Exercise task ▸
Copy every row below line for line, with no changes to the text. Leave the pictures out of your copy.

Element and region data ▸
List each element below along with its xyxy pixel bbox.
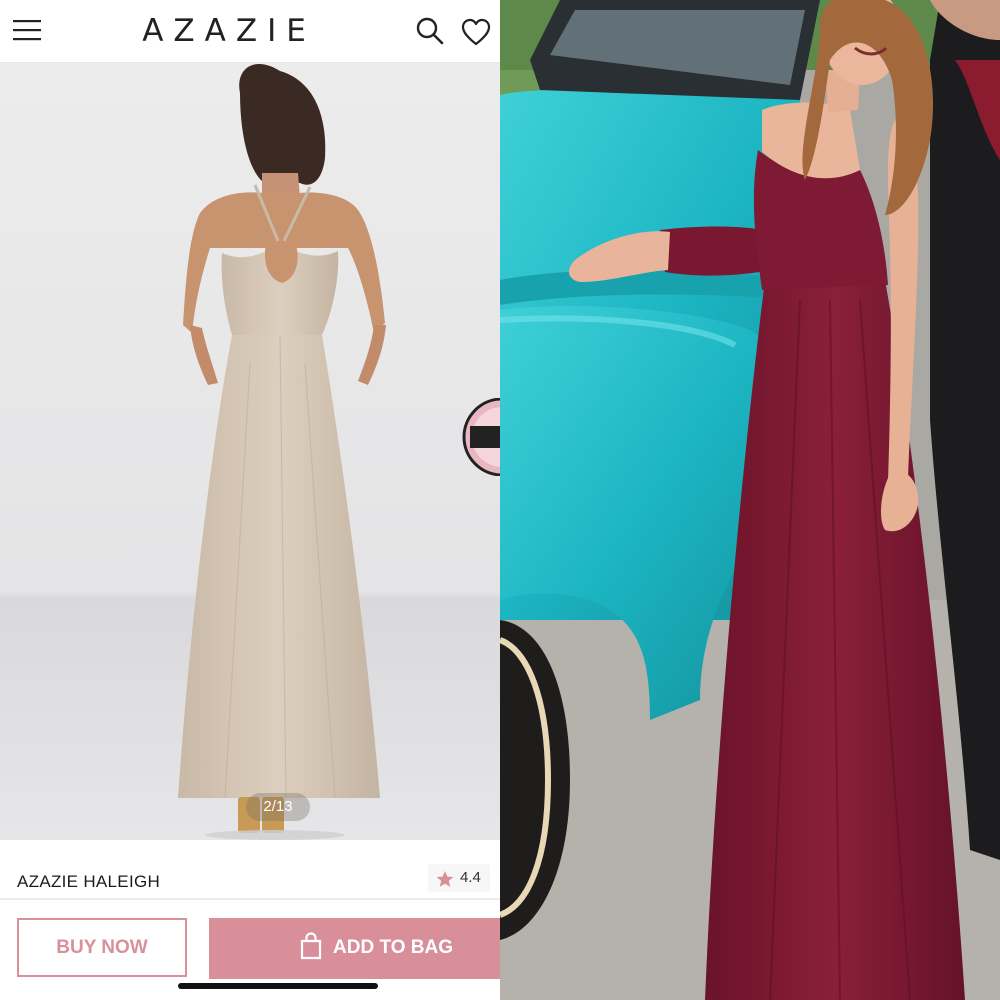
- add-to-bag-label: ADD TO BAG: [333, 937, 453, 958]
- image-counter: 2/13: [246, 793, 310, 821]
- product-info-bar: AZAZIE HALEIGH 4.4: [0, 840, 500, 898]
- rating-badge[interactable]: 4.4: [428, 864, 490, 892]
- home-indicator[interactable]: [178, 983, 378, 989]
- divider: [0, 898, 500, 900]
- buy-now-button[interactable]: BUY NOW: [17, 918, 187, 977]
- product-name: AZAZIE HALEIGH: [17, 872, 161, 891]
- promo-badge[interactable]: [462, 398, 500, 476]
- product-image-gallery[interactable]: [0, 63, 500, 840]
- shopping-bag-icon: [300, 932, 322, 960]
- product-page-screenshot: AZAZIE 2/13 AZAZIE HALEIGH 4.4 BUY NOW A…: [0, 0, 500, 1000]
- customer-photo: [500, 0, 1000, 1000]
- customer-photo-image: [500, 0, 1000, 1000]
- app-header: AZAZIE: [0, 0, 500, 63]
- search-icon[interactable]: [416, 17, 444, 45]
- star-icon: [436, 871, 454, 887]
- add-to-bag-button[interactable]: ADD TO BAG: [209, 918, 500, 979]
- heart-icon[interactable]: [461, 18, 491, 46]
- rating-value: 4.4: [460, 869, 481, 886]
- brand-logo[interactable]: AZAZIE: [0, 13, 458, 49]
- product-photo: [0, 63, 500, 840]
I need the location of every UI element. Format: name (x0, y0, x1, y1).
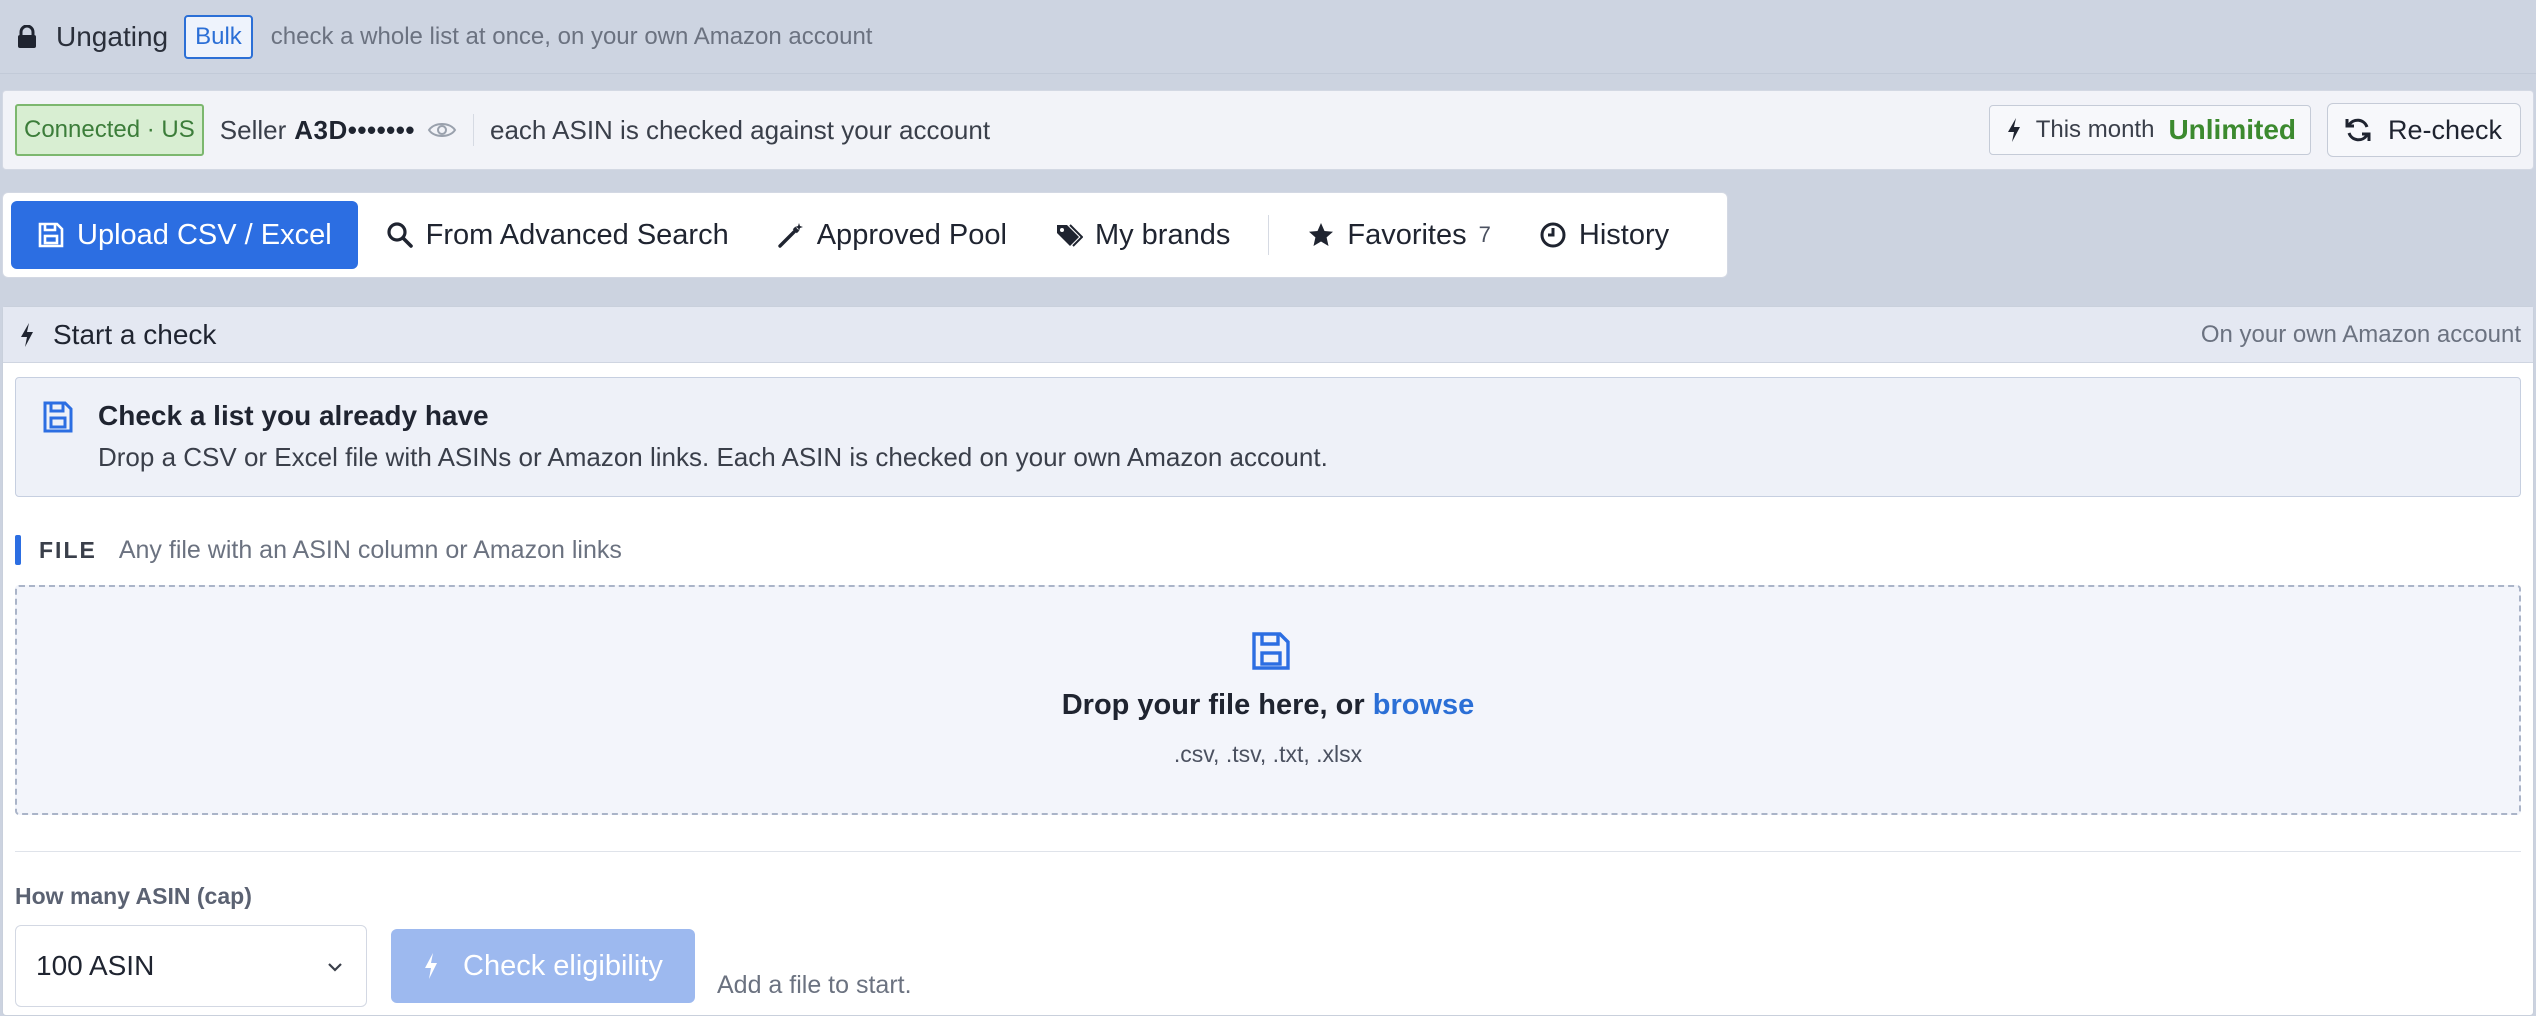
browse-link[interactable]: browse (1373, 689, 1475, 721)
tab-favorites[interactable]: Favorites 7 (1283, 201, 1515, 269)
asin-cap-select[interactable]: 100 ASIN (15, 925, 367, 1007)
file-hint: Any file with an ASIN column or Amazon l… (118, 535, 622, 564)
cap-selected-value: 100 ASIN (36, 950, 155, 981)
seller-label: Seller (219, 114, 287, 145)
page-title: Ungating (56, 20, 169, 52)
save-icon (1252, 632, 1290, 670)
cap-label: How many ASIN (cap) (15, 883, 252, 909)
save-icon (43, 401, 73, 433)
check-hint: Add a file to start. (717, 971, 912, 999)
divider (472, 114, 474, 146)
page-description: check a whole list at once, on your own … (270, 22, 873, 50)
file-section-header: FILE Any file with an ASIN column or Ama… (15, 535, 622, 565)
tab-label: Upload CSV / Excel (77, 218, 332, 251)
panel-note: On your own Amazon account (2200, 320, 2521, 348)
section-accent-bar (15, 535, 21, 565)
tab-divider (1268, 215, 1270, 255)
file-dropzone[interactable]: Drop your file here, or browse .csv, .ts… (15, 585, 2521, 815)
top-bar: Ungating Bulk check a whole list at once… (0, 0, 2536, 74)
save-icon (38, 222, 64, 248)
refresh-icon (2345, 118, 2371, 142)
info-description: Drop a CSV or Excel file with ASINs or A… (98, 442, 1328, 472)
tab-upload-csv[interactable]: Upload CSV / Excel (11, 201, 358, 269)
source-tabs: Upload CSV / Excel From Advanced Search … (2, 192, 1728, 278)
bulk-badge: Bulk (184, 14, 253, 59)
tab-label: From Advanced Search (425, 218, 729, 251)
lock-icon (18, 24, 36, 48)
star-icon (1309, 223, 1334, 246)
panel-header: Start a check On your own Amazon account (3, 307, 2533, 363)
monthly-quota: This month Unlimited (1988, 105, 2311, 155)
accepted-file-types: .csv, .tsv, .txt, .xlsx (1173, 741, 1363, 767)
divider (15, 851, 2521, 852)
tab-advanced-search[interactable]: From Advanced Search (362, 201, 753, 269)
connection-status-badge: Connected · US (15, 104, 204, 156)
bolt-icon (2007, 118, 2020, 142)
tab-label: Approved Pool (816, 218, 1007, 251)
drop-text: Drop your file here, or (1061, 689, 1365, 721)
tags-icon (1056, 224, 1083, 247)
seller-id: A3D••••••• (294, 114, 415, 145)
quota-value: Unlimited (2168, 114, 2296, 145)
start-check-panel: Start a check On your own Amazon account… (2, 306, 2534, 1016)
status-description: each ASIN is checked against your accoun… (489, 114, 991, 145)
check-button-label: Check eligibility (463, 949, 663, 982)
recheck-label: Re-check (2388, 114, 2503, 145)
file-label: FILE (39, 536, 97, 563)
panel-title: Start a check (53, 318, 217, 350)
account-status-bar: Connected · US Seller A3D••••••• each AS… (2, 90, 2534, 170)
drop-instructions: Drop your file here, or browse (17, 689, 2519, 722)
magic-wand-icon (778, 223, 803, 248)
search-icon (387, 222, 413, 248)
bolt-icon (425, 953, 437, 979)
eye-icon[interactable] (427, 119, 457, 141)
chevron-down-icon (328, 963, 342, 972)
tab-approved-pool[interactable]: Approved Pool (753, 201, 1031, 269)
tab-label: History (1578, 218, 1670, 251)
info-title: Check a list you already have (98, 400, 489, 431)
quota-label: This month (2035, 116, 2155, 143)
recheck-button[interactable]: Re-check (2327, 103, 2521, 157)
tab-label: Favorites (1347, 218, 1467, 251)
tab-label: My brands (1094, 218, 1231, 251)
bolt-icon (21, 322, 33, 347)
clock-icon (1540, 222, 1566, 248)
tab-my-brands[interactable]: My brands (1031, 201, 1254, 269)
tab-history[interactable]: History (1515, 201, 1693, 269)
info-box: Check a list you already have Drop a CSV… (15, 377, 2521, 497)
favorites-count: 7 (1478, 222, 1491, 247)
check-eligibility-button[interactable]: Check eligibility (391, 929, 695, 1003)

Solution to this task ▸
List each element below along with its xyxy pixel bbox.
- add-to-bag-label: ADD TO BAG: [333, 937, 453, 958]
- image-counter: 2/13: [246, 793, 310, 821]
- product-info-bar: AZAZIE HALEIGH 4.4: [0, 840, 500, 898]
- rating-badge[interactable]: 4.4: [428, 864, 490, 892]
- home-indicator[interactable]: [178, 983, 378, 989]
- divider: [0, 898, 500, 900]
- buy-now-button[interactable]: BUY NOW: [17, 918, 187, 977]
- product-name: AZAZIE HALEIGH: [17, 872, 161, 891]
- promo-badge[interactable]: [462, 398, 500, 476]
- product-image-gallery[interactable]: [0, 63, 500, 840]
- shopping-bag-icon: [300, 932, 322, 960]
- product-page-screenshot: AZAZIE 2/13 AZAZIE HALEIGH 4.4 BUY NOW A…: [0, 0, 500, 1000]
- customer-photo: [500, 0, 1000, 1000]
- customer-photo-image: [500, 0, 1000, 1000]
- app-header: AZAZIE: [0, 0, 500, 63]
- search-icon[interactable]: [416, 17, 444, 45]
- star-icon: [436, 871, 454, 887]
- add-to-bag-button[interactable]: ADD TO BAG: [209, 918, 500, 979]
- heart-icon[interactable]: [461, 18, 491, 46]
- rating-value: 4.4: [460, 869, 481, 886]
- brand-logo[interactable]: AZAZIE: [0, 13, 458, 49]
- product-photo: [0, 63, 500, 840]
I need the location of every UI element. Format: name (x0, y0, x1, y1).
browse-link[interactable]: browse (1373, 689, 1475, 721)
tab-favorites[interactable]: Favorites 7 (1283, 201, 1515, 269)
asin-cap-select[interactable]: 100 ASIN (15, 925, 367, 1007)
file-hint: Any file with an ASIN column or Amazon l… (118, 535, 622, 564)
cap-selected-value: 100 ASIN (36, 950, 155, 981)
seller-label: Seller (219, 114, 287, 145)
page-title: Ungating (56, 20, 169, 52)
save-icon (1252, 632, 1290, 670)
cap-label: How many ASIN (cap) (15, 883, 252, 909)
save-icon (43, 401, 73, 433)
check-hint: Add a file to start. (717, 971, 912, 999)
divider (472, 114, 474, 146)
page-description: check a whole list at once, on your own … (270, 22, 873, 50)
file-section-header: FILE Any file with an ASIN column or Ama… (15, 535, 622, 565)
tab-label: Upload CSV / Excel (77, 218, 332, 251)
panel-note: On your own Amazon account (2200, 320, 2521, 348)
section-accent-bar (15, 535, 21, 565)
tab-divider (1268, 215, 1270, 255)
file-dropzone[interactable]: Drop your file here, or browse .csv, .ts… (15, 585, 2521, 815)
top-bar: Ungating Bulk check a whole list at once… (0, 0, 2536, 74)
save-icon (38, 222, 64, 248)
refresh-icon (2345, 118, 2371, 142)
info-description: Drop a CSV or Excel file with ASINs or A… (98, 442, 1328, 472)
tab-upload-csv[interactable]: Upload CSV / Excel (11, 201, 358, 269)
source-tabs: Upload CSV / Excel From Advanced Search … (2, 192, 1728, 278)
bulk-badge: Bulk (184, 14, 253, 59)
tab-label: From Advanced Search (425, 218, 729, 251)
lock-icon (18, 24, 36, 48)
star-icon (1309, 223, 1334, 246)
panel-header: Start a check On your own Amazon account (3, 307, 2533, 363)
monthly-quota: This month Unlimited (1988, 105, 2311, 155)
accepted-file-types: .csv, .tsv, .txt, .xlsx (1173, 741, 1363, 767)
divider (15, 851, 2521, 852)
tab-advanced-search[interactable]: From Advanced Search (362, 201, 753, 269)
connection-status-badge: Connected · US (15, 104, 204, 156)
bolt-icon (2007, 118, 2020, 142)
tab-label: Approved Pool (816, 218, 1007, 251)
drop-text: Drop your file here, or (1061, 689, 1365, 721)
tags-icon (1056, 224, 1083, 247)
seller-id: A3D••••••• (294, 114, 415, 145)
quota-value: Unlimited (2168, 114, 2296, 145)
start-check-panel: Start a check On your own Amazon account… (2, 306, 2534, 1016)
status-description: each ASIN is checked against your accoun… (489, 114, 991, 145)
check-button-label: Check eligibility (463, 949, 663, 982)
recheck-label: Re-check (2388, 114, 2503, 145)
file-label: FILE (39, 536, 97, 563)
panel-title: Start a check (53, 318, 217, 350)
account-status-bar: Connected · US Seller A3D••••••• each AS… (2, 90, 2534, 170)
drop-instructions: Drop your file here, or browse (17, 689, 2519, 722)
magic-wand-icon (778, 223, 803, 248)
search-icon (387, 222, 413, 248)
bolt-icon (425, 953, 437, 979)
eye-icon[interactable] (427, 119, 457, 141)
chevron-down-icon (328, 963, 342, 972)
tab-approved-pool[interactable]: Approved Pool (753, 201, 1031, 269)
tab-label: History (1578, 218, 1670, 251)
info-title: Check a list you already have (98, 400, 489, 431)
quota-label: This month (2035, 116, 2155, 143)
recheck-button[interactable]: Re-check (2327, 103, 2521, 157)
tab-label: Favorites (1347, 218, 1467, 251)
tab-label: My brands (1094, 218, 1231, 251)
bolt-icon (21, 322, 33, 347)
clock-icon (1540, 222, 1566, 248)
tab-my-brands[interactable]: My brands (1031, 201, 1254, 269)
tab-history[interactable]: History (1515, 201, 1693, 269)
info-box: Check a list you already have Drop a CSV… (15, 377, 2521, 497)
favorites-count: 7 (1478, 222, 1491, 247)
check-eligibility-button[interactable]: Check eligibility (391, 929, 695, 1003)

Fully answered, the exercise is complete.